#### PROVIDED DATA ####
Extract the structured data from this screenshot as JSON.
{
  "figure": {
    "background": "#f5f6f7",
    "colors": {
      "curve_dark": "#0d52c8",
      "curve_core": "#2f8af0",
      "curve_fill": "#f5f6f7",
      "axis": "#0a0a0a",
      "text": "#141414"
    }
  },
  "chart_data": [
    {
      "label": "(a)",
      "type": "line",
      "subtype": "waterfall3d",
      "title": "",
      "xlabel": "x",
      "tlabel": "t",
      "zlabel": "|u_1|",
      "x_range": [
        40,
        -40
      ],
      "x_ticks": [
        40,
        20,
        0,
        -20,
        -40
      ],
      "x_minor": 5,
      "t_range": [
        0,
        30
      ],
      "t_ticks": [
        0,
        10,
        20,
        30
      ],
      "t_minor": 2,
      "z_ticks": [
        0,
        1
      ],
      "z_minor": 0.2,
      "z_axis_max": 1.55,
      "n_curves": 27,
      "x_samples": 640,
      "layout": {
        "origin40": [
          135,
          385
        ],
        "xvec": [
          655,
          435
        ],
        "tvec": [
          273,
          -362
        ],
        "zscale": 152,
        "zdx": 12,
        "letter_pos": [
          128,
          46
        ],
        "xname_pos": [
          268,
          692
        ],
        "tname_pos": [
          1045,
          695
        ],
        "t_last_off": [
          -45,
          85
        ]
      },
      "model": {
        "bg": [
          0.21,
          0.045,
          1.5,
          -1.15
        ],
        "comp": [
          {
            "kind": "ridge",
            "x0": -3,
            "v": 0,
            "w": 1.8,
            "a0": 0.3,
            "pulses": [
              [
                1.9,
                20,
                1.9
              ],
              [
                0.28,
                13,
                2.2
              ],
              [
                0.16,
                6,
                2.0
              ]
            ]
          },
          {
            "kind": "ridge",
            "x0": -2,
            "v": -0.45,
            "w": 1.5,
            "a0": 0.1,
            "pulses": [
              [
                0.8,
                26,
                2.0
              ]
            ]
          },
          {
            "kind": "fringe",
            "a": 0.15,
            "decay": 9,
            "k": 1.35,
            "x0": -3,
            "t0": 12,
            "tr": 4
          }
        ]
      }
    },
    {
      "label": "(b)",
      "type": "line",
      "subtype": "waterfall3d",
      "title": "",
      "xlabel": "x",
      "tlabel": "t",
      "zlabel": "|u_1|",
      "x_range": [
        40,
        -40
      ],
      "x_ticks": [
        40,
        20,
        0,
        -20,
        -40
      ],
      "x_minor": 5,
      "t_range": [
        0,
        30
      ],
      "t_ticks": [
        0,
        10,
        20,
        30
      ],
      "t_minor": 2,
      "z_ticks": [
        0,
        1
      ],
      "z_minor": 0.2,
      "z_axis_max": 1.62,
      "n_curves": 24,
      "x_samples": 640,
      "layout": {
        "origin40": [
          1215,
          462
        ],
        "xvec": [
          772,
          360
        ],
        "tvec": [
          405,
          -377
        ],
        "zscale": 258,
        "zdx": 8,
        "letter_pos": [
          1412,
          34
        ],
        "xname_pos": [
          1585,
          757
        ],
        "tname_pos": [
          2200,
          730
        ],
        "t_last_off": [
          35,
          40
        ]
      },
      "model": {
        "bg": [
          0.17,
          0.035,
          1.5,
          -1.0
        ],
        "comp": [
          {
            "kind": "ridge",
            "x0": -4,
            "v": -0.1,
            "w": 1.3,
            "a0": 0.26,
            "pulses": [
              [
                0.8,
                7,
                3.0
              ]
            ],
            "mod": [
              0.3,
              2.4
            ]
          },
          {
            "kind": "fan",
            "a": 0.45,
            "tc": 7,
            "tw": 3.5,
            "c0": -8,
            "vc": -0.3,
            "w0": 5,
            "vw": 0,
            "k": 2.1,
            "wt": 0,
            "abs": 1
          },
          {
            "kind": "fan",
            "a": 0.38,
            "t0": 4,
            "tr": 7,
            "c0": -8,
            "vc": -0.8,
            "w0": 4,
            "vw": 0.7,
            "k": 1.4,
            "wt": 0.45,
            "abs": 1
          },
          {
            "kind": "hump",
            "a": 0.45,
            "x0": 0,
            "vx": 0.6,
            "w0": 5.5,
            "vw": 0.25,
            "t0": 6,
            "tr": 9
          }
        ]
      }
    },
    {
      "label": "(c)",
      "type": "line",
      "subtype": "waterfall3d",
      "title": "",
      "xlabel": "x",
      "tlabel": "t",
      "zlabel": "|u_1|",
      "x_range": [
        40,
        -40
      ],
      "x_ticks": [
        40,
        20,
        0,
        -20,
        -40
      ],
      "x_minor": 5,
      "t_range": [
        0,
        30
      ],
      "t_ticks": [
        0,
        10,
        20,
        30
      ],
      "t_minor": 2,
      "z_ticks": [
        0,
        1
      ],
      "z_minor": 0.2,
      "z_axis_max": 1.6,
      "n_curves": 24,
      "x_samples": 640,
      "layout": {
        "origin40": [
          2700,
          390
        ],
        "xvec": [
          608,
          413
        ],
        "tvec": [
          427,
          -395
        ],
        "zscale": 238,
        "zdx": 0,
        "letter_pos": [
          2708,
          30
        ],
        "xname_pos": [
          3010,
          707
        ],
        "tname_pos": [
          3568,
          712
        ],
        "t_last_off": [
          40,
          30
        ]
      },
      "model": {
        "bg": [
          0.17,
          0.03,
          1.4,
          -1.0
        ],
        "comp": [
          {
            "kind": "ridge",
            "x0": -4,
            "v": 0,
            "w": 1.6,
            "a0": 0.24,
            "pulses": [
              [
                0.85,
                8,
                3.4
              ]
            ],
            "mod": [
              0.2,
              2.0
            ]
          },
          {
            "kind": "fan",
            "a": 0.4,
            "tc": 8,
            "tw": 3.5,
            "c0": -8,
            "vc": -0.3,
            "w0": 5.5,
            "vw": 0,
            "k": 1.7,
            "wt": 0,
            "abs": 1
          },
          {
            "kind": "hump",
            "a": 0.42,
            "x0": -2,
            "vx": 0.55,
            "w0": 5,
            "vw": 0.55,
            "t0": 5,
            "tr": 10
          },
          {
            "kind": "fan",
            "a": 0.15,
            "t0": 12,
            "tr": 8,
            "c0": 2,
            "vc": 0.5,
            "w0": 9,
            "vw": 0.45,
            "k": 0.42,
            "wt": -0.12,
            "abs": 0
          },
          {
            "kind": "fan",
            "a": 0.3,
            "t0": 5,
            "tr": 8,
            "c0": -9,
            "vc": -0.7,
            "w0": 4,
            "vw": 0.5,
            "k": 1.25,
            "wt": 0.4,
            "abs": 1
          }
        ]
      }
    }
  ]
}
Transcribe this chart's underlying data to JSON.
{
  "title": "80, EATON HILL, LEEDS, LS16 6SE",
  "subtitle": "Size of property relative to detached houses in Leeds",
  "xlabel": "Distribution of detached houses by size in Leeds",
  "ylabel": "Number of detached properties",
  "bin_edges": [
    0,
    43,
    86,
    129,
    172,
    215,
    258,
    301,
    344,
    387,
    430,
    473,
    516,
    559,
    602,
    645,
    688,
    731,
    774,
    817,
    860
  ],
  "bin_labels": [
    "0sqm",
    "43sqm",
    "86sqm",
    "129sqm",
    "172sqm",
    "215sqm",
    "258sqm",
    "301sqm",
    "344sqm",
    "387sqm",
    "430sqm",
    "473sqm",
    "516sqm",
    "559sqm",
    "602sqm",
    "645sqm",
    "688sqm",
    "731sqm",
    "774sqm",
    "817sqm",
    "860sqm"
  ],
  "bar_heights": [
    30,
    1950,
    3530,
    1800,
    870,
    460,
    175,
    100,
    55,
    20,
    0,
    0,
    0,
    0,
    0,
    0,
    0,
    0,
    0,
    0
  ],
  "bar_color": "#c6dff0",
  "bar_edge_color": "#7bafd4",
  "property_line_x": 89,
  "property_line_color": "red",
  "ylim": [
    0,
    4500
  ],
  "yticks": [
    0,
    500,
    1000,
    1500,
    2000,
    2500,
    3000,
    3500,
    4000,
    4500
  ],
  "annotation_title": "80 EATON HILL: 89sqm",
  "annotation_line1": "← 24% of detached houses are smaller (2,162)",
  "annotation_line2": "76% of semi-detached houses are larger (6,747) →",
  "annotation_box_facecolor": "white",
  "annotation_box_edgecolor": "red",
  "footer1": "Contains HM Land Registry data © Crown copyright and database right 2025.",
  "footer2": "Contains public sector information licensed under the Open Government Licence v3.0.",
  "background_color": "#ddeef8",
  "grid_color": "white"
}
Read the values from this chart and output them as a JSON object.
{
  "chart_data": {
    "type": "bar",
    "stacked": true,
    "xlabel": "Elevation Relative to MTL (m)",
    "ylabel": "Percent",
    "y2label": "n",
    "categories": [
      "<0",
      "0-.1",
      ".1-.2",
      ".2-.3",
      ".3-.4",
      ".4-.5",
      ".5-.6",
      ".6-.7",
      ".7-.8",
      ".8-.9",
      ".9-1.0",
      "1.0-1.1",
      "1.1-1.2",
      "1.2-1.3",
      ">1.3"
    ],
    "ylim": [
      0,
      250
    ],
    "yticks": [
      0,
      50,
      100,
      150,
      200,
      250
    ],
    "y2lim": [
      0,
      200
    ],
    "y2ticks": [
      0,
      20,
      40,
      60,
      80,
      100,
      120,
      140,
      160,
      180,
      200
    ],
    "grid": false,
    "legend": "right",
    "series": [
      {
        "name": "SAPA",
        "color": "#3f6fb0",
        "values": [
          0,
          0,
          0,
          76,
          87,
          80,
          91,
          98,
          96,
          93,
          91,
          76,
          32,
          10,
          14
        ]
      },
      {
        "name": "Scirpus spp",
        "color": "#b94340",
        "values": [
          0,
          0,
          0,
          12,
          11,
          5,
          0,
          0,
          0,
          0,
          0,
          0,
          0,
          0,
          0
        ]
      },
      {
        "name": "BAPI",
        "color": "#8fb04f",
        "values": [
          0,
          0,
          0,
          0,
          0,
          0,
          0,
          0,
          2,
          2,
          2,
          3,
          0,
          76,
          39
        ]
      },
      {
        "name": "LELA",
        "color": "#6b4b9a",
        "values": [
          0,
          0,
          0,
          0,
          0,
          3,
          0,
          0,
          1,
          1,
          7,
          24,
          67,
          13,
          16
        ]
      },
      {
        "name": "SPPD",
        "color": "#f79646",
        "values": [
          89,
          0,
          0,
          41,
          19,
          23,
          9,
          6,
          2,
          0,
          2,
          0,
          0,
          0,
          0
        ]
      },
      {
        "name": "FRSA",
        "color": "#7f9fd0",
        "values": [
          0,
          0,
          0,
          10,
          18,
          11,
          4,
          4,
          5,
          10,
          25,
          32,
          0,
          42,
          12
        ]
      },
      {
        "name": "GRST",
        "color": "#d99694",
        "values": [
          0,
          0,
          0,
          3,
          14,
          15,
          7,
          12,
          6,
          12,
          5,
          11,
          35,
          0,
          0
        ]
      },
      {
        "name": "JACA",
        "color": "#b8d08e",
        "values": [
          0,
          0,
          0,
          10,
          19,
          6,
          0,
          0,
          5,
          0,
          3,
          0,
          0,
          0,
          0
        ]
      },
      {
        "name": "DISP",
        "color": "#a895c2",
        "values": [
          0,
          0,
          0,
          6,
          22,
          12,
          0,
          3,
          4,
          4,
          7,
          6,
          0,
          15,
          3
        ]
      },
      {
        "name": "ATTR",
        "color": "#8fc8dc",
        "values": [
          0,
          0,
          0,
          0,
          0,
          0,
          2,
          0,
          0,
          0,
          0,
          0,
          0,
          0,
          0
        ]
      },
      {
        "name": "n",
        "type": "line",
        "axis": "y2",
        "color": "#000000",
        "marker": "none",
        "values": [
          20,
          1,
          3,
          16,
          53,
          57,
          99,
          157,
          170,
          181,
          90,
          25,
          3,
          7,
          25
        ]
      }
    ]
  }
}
####
• STATED PROBLEM
Gather all lines from the records above in which "houses" appears.

• RESULT OF THIS EXERCISE
  "subtitle": "Size of property relative to detached houses in Leeds",
  "xlabel": "Distribution of detached houses by size in Leeds",
  "annotation_line1": "← 24% of detached houses are smaller (2,162)",
  "annotation_line2": "76% of semi-detached houses are larger (6,747) →",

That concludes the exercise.